### Job
In the entries that follow, how many lines hold the string "icon"? Give only that number.

Items listed in a dataset
--- Begin ---

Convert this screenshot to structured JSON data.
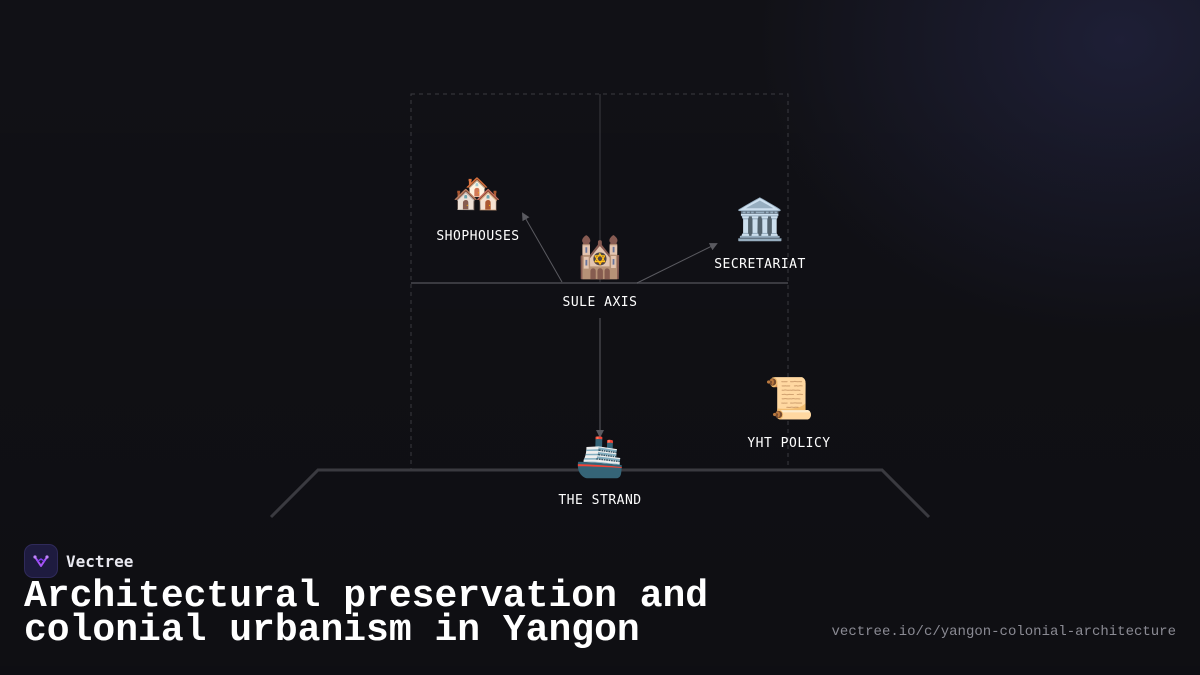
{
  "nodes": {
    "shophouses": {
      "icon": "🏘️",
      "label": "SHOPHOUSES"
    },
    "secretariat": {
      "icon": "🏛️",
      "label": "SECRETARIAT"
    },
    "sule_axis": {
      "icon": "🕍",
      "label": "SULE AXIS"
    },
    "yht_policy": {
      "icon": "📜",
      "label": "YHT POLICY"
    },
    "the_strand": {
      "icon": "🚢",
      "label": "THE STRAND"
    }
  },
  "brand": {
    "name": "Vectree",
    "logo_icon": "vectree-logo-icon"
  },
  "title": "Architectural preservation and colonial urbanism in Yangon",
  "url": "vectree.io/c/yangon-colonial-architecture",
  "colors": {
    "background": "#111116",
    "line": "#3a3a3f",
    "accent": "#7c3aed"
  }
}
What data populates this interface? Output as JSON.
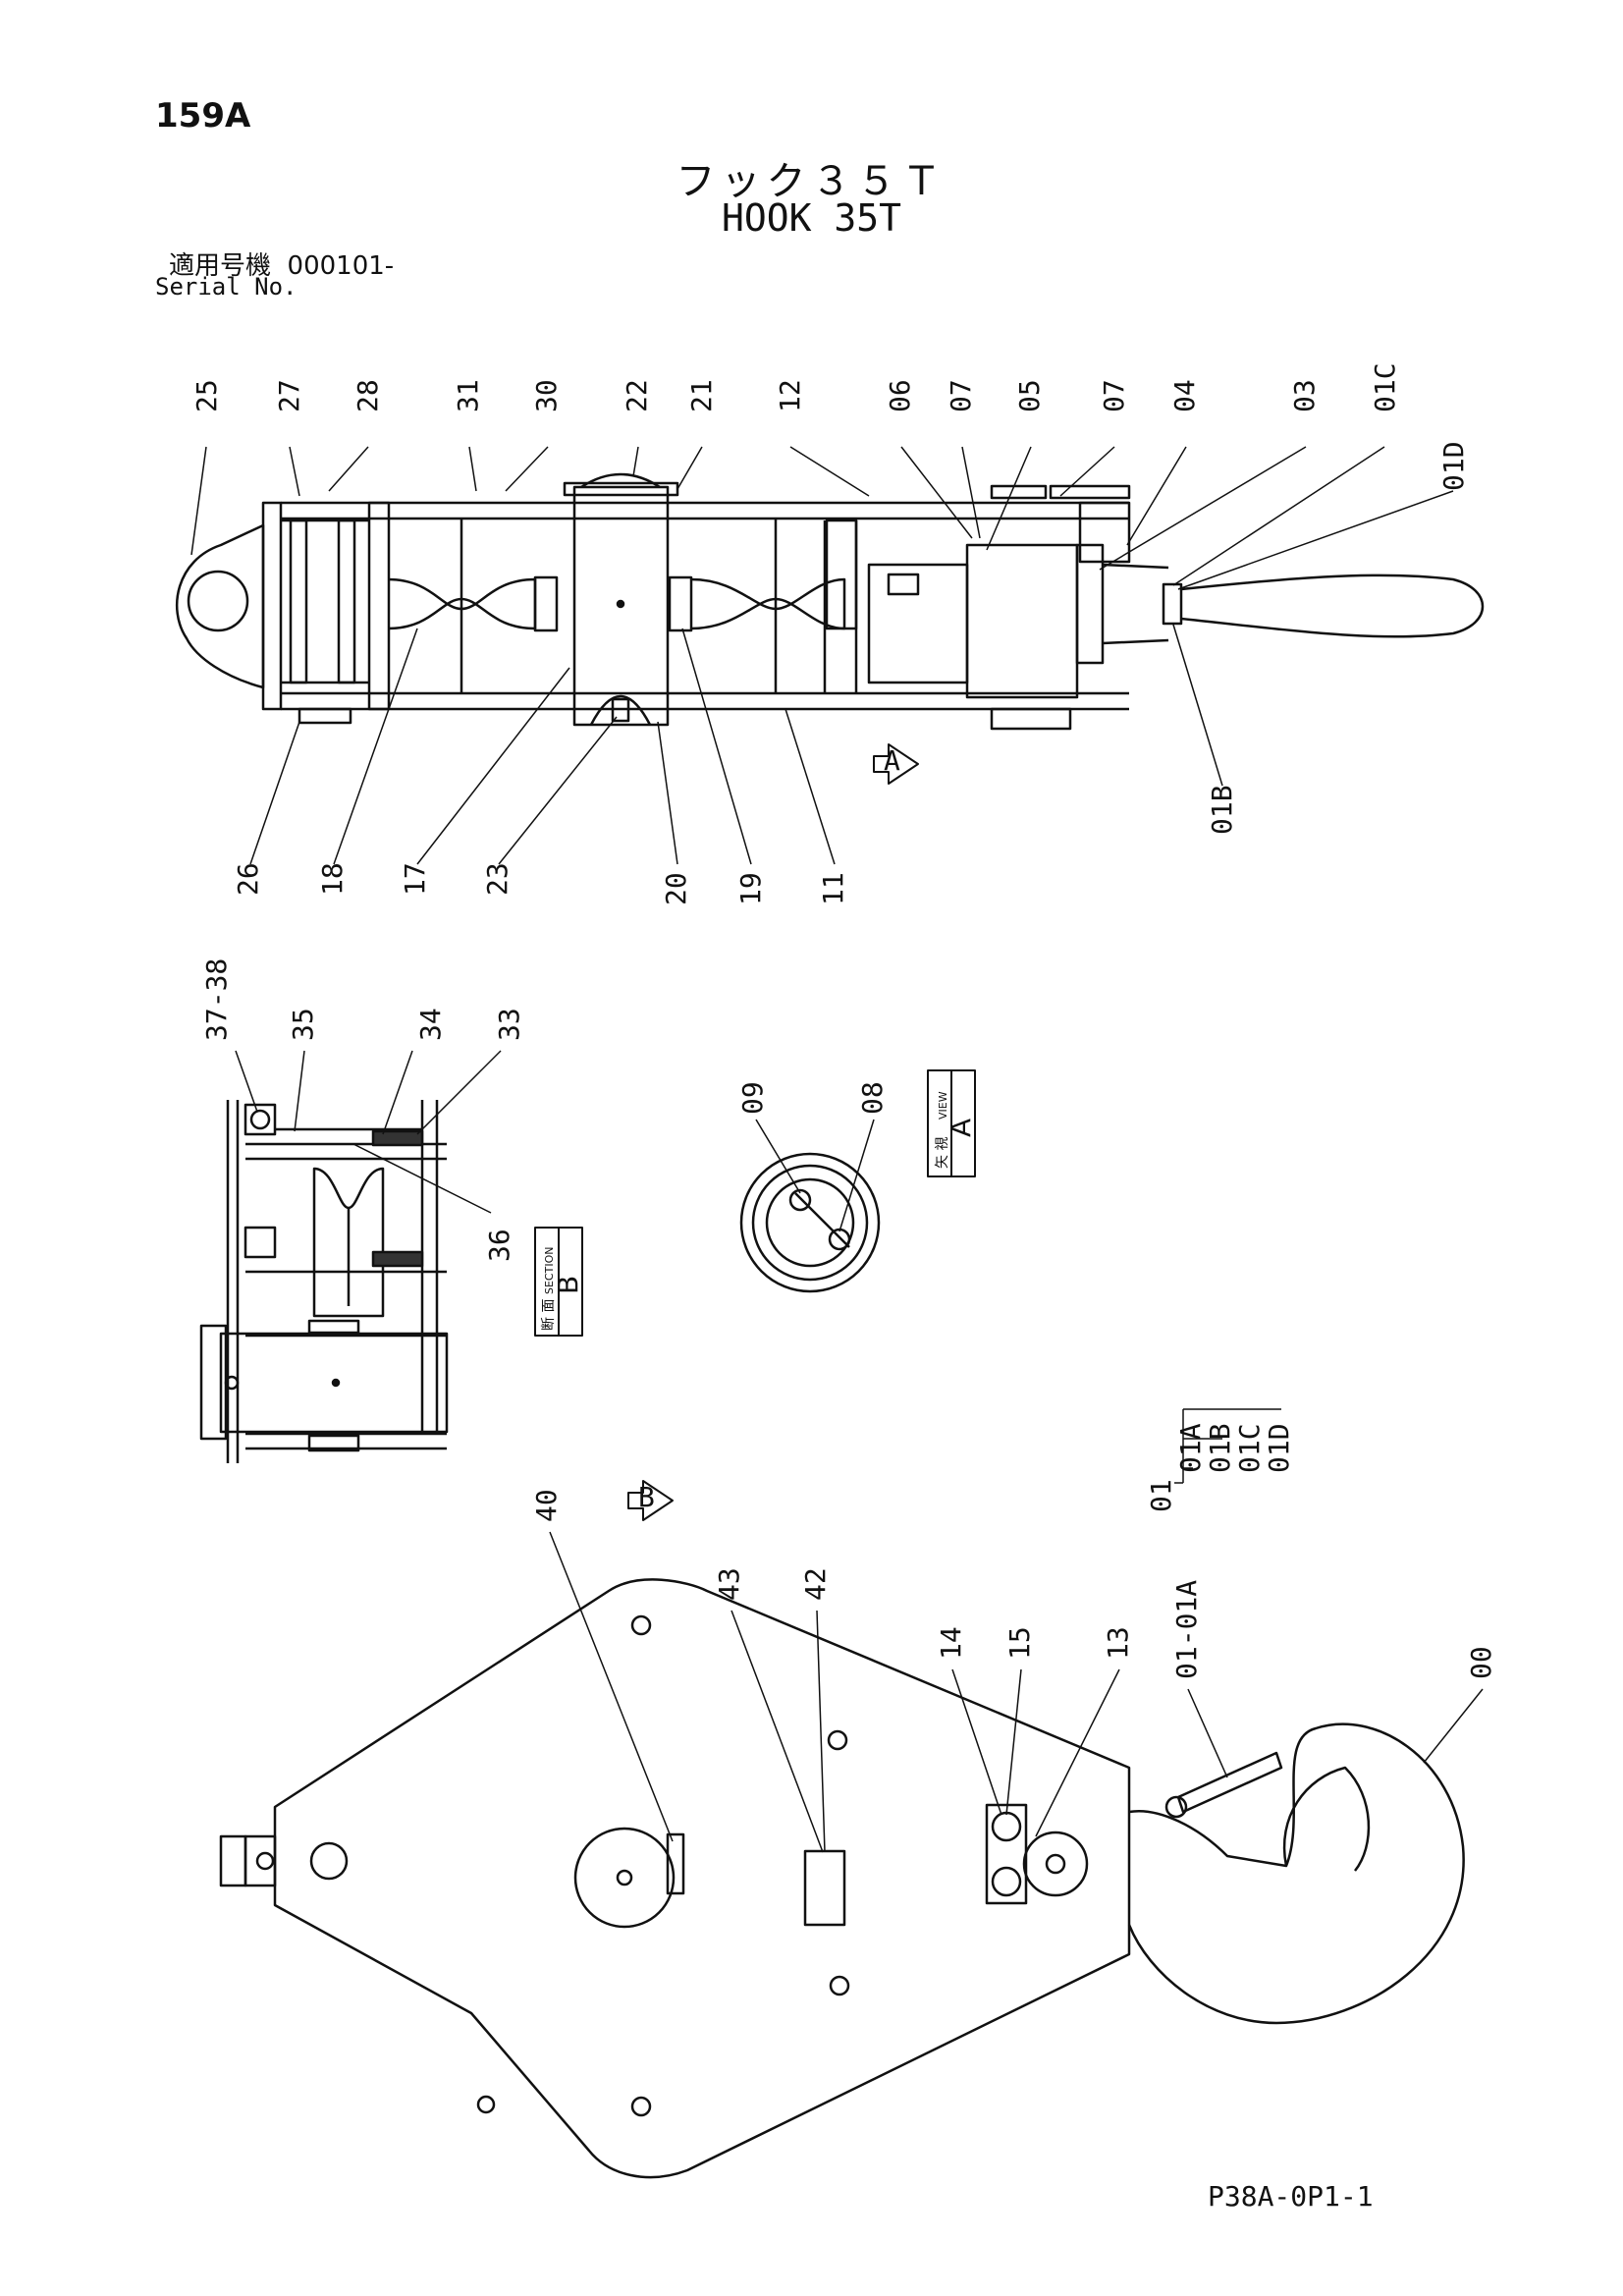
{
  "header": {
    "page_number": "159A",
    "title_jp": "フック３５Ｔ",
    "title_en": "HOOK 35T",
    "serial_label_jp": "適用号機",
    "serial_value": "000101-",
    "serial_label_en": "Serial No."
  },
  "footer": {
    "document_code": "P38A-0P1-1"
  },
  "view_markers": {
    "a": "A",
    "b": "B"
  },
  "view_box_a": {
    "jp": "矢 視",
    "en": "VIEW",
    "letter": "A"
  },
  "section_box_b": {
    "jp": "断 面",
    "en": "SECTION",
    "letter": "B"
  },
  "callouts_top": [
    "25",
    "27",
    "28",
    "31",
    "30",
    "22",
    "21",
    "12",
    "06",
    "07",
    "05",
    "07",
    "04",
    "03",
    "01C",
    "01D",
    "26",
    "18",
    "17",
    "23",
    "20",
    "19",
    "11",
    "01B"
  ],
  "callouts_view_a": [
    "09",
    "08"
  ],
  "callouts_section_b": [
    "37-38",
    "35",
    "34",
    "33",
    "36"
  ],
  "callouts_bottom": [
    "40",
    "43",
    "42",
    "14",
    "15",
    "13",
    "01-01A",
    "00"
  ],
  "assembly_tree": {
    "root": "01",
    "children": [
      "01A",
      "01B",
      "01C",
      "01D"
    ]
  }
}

--- End ---

### The output
6